[TASK DESCRIPTION]
Repeat, exactly and completely, the material that follows. Omit the pictures.
##### MATERIAL #####
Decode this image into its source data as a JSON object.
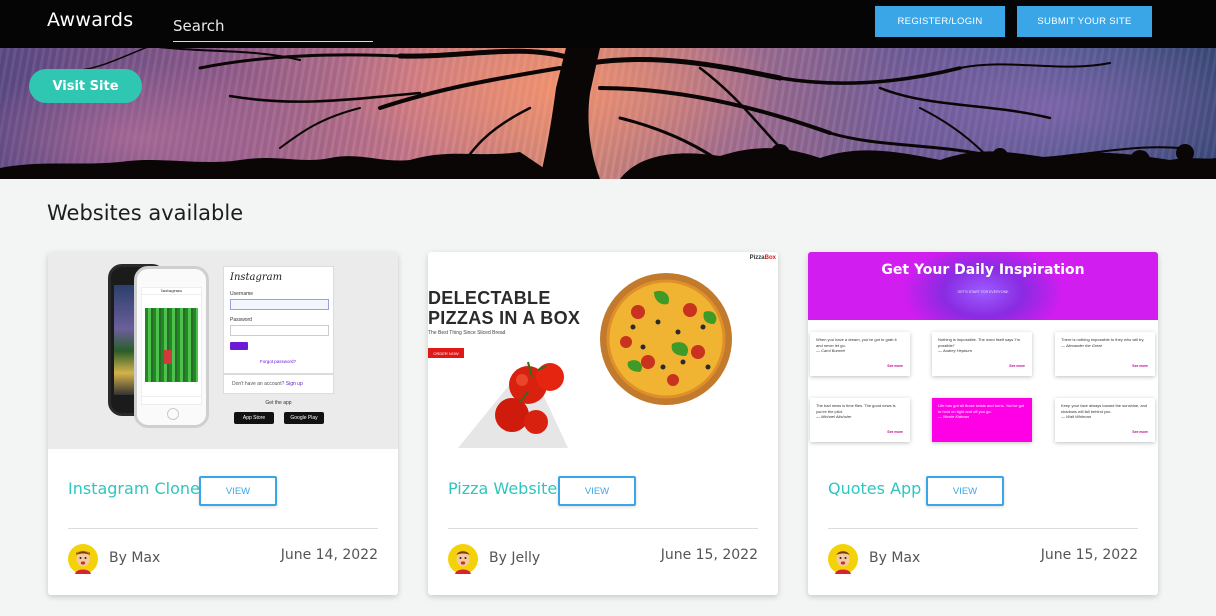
{
  "navbar": {
    "brand": "Awwards",
    "search_placeholder": "Search",
    "register_label": "REGISTER/LOGIN",
    "submit_label": "SUBMIT YOUR SITE"
  },
  "hero": {
    "visit_label": "Visit Site"
  },
  "section": {
    "title": "Websites available"
  },
  "cards": [
    {
      "title": "Instagram Clone",
      "view_label": "VIEW",
      "author": "By Max",
      "date": "June 14, 2022",
      "preview": {
        "logo": "Instagram",
        "username_label": "Username",
        "password_label": "Password",
        "forgot": "Forgot password?",
        "no_account": "Don't have an account?",
        "signup": "Sign up",
        "get_app": "Get the app",
        "appstore": "App Store",
        "googleplay": "Google Play"
      }
    },
    {
      "title": "Pizza Website",
      "view_label": "VIEW",
      "author": "By Jelly",
      "date": "June 15, 2022",
      "preview": {
        "logo_a": "Pizza",
        "logo_b": "Box",
        "headline_1": "DELECTABLE",
        "headline_2": "PIZZAS IN A BOX",
        "sub": "The Best Thing Since Sliced Bread",
        "button": "ORDER NOW"
      }
    },
    {
      "title": "Quotes App",
      "view_label": "VIEW",
      "author": "By Max",
      "date": "June 15, 2022",
      "preview": {
        "headline": "Get Your Daily Inspiration",
        "sub": "GET'S START FOR EVERYONE",
        "more": "See more",
        "quotes": [
          {
            "text": "When you have a dream, you've got to grab it and never let go.",
            "author": "— Carol Burnett"
          },
          {
            "text": "Nothing is impossible. The word itself says 'I'm possible!'",
            "author": "— Audrey Hepburn"
          },
          {
            "text": "There is nothing impossible to they who will try.",
            "author": "— Alexander the Great"
          },
          {
            "text": "The bad news is time flies. The good news is you're the pilot.",
            "author": "— Michael Altshuler"
          },
          {
            "text": "Life has got all those twists and turns. You've got to hold on tight and off you go.",
            "author": "— Nicole Kidman"
          },
          {
            "text": "Keep your face always toward the sunshine, and shadows will fall behind you.",
            "author": "— Walt Whitman"
          }
        ]
      }
    }
  ]
}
#####
[TASK RESULT]
Decode this image into its source data as a JSON object.
{
  "navbar": {
    "brand": "Awwards",
    "search_placeholder": "Search",
    "register_label": "REGISTER/LOGIN",
    "submit_label": "SUBMIT YOUR SITE"
  },
  "hero": {
    "visit_label": "Visit Site"
  },
  "section": {
    "title": "Websites available"
  },
  "cards": [
    {
      "title": "Instagram Clone",
      "view_label": "VIEW",
      "author": "By Max",
      "date": "June 14, 2022",
      "preview": {
        "logo": "Instagram",
        "username_label": "Username",
        "password_label": "Password",
        "forgot": "Forgot password?",
        "no_account": "Don't have an account?",
        "signup": "Sign up",
        "get_app": "Get the app",
        "appstore": "App Store",
        "googleplay": "Google Play"
      }
    },
    {
      "title": "Pizza Website",
      "view_label": "VIEW",
      "author": "By Jelly",
      "date": "June 15, 2022",
      "preview": {
        "logo_a": "Pizza",
        "logo_b": "Box",
        "headline_1": "DELECTABLE",
        "headline_2": "PIZZAS IN A BOX",
        "sub": "The Best Thing Since Sliced Bread",
        "button": "ORDER NOW"
      }
    },
    {
      "title": "Quotes App",
      "view_label": "VIEW",
      "author": "By Max",
      "date": "June 15, 2022",
      "preview": {
        "headline": "Get Your Daily Inspiration",
        "sub": "GET'S START FOR EVERYONE",
        "more": "See more",
        "quotes": [
          {
            "text": "When you have a dream, you've got to grab it and never let go.",
            "author": "— Carol Burnett"
          },
          {
            "text": "Nothing is impossible. The word itself says 'I'm possible!'",
            "author": "— Audrey Hepburn"
          },
          {
            "text": "There is nothing impossible to they who will try.",
            "author": "— Alexander the Great"
          },
          {
            "text": "The bad news is time flies. The good news is you're the pilot.",
            "author": "— Michael Altshuler"
          },
          {
            "text": "Life has got all those twists and turns. You've got to hold on tight and off you go.",
            "author": "— Nicole Kidman"
          },
          {
            "text": "Keep your face always toward the sunshine, and shadows will fall behind you.",
            "author": "— Walt Whitman"
          }
        ]
      }
    }
  ]
}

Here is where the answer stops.